* [Brief]:
Repeat each entry exactly and drop the pictures.

Recorded data
begin

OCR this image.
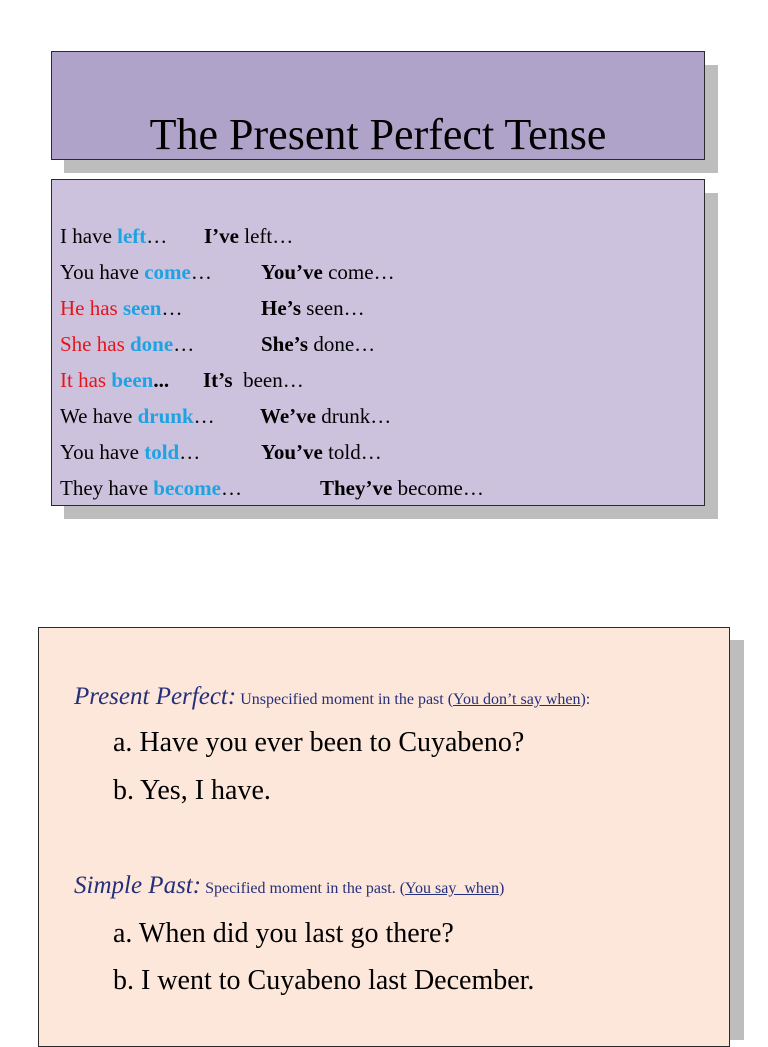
The Present Perfect Tense
I have left… I’ve left…
You have come… You’ve come…
He has seen…	He’s seen…
She has done…	She’s done…
It has been... It’s  been…
We have drunk… We’ve drunk…
You have told…	You’ve told…
They have become…	They’ve become…
Present Perfect: Unspecified moment in the past (You don’t say when):
a. Have you ever been to Cuyabeno?
b. Yes, I have.
Simple Past: Specified moment in the past. (You say  when)
a. When did you last go there?
b. I went to Cuyabeno last December.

end

* [Finished exercise]:
OCR this image.
The Present Perfect Tense
I have left… I’ve left…
You have come… You’ve come…
He has seen…	He’s seen…
She has done…	She’s done…
It has been... It’s  been…
We have drunk… We’ve drunk…
You have told…	You’ve told…
They have become…	They’ve become…
Present Perfect: Unspecified moment in the past (You don’t say when):
a. Have you ever been to Cuyabeno?
b. Yes, I have.
Simple Past: Specified moment in the past. (You say  when)
a. When did you last go there?
b. I went to Cuyabeno last December.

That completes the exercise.